__Challenge__:
Output each entry that follows exactly. Images stay out.

━━━━━━

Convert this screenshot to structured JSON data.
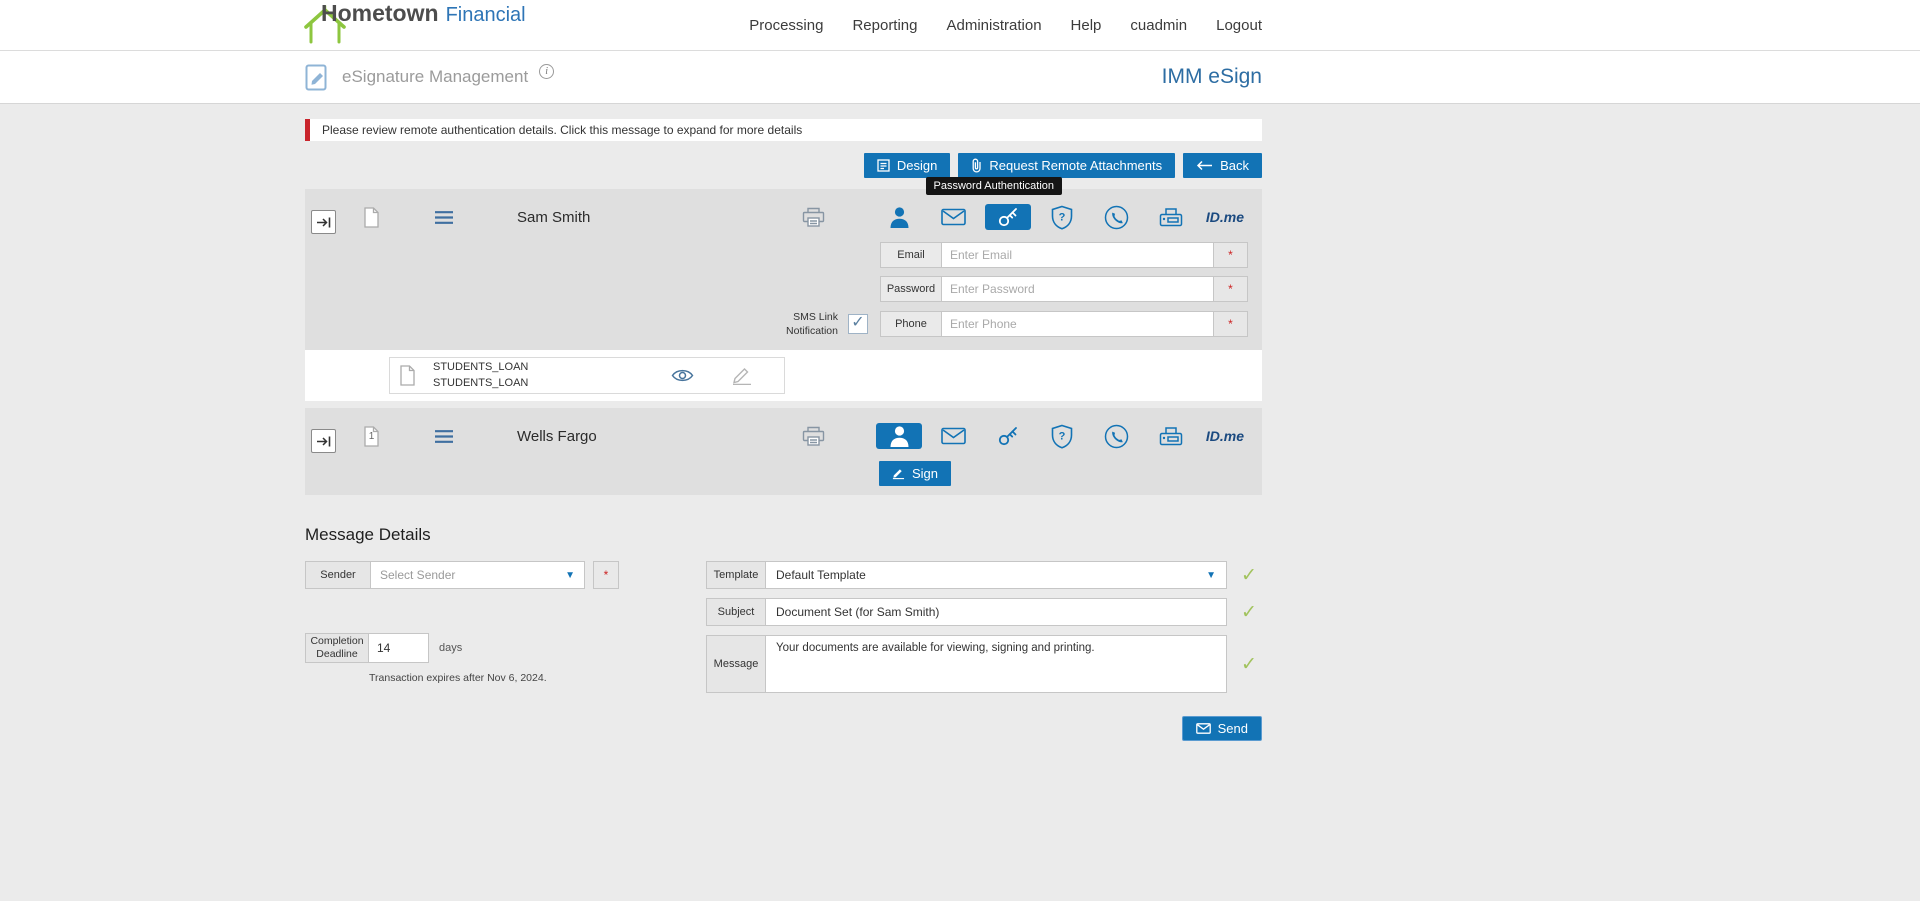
{
  "colors": {
    "accent_blue": "#1273b5",
    "brand_green": "#8dc63f",
    "brand_blue": "#2e75b6",
    "notice_red": "#c9252c",
    "check_green": "#a2c35e"
  },
  "topnav": {
    "brand_name": "Hometown",
    "brand_suffix": "Financial",
    "items": [
      {
        "label": "Processing"
      },
      {
        "label": "Reporting"
      },
      {
        "label": "Administration"
      },
      {
        "label": "Help"
      },
      {
        "label": "cuadmin"
      },
      {
        "label": "Logout"
      }
    ]
  },
  "header": {
    "title": "eSignature Management",
    "info_glyph": "i",
    "product": "IMM eSign"
  },
  "notice": {
    "text": "Please review remote authentication details. Click this message to expand for more details"
  },
  "toolbar": {
    "design": "Design",
    "request_attachments": "Request Remote Attachments",
    "back": "Back"
  },
  "tooltip": {
    "text": "Password Authentication"
  },
  "signers": [
    {
      "name": "Sam Smith",
      "idme": "ID.me",
      "fields": {
        "email_label": "Email",
        "email_placeholder": "Enter Email",
        "password_label": "Password",
        "password_placeholder": "Enter Password",
        "sms_label": "SMS Link Notification",
        "phone_label": "Phone",
        "phone_placeholder": "Enter Phone",
        "required_marker": "*"
      },
      "documents": [
        {
          "line1": "STUDENTS_LOAN",
          "line2": "STUDENTS_LOAN"
        }
      ]
    },
    {
      "name": "Wells Fargo",
      "idme": "ID.me",
      "doc_count": "1",
      "sign_button": "Sign"
    }
  ],
  "message_details": {
    "heading": "Message Details",
    "sender": {
      "label": "Sender",
      "value": "Select Sender",
      "required_marker": "*"
    },
    "deadline": {
      "label": "Completion Deadline",
      "value": "14",
      "unit": "days",
      "note": "Transaction expires after Nov 6, 2024."
    },
    "template": {
      "label": "Template",
      "value": "Default Template"
    },
    "subject": {
      "label": "Subject",
      "value": "Document Set (for Sam Smith)"
    },
    "message": {
      "label": "Message",
      "value": "Your documents are available for viewing, signing and printing."
    },
    "send": "Send"
  },
  "glyphs": {
    "check": "✓",
    "caret": "▼"
  }
}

━━━━━━

__Complete response__:
Convert this screenshot to structured JSON data.
{
  "colors": {
    "accent_blue": "#1273b5",
    "brand_green": "#8dc63f",
    "brand_blue": "#2e75b6",
    "notice_red": "#c9252c",
    "check_green": "#a2c35e"
  },
  "topnav": {
    "brand_name": "Hometown",
    "brand_suffix": "Financial",
    "items": [
      {
        "label": "Processing"
      },
      {
        "label": "Reporting"
      },
      {
        "label": "Administration"
      },
      {
        "label": "Help"
      },
      {
        "label": "cuadmin"
      },
      {
        "label": "Logout"
      }
    ]
  },
  "header": {
    "title": "eSignature Management",
    "info_glyph": "i",
    "product": "IMM eSign"
  },
  "notice": {
    "text": "Please review remote authentication details. Click this message to expand for more details"
  },
  "toolbar": {
    "design": "Design",
    "request_attachments": "Request Remote Attachments",
    "back": "Back"
  },
  "tooltip": {
    "text": "Password Authentication"
  },
  "signers": [
    {
      "name": "Sam Smith",
      "idme": "ID.me",
      "fields": {
        "email_label": "Email",
        "email_placeholder": "Enter Email",
        "password_label": "Password",
        "password_placeholder": "Enter Password",
        "sms_label": "SMS Link Notification",
        "phone_label": "Phone",
        "phone_placeholder": "Enter Phone",
        "required_marker": "*"
      },
      "documents": [
        {
          "line1": "STUDENTS_LOAN",
          "line2": "STUDENTS_LOAN"
        }
      ]
    },
    {
      "name": "Wells Fargo",
      "idme": "ID.me",
      "doc_count": "1",
      "sign_button": "Sign"
    }
  ],
  "message_details": {
    "heading": "Message Details",
    "sender": {
      "label": "Sender",
      "value": "Select Sender",
      "required_marker": "*"
    },
    "deadline": {
      "label": "Completion Deadline",
      "value": "14",
      "unit": "days",
      "note": "Transaction expires after Nov 6, 2024."
    },
    "template": {
      "label": "Template",
      "value": "Default Template"
    },
    "subject": {
      "label": "Subject",
      "value": "Document Set (for Sam Smith)"
    },
    "message": {
      "label": "Message",
      "value": "Your documents are available for viewing, signing and printing."
    },
    "send": "Send"
  },
  "glyphs": {
    "check": "✓",
    "caret": "▼"
  }
}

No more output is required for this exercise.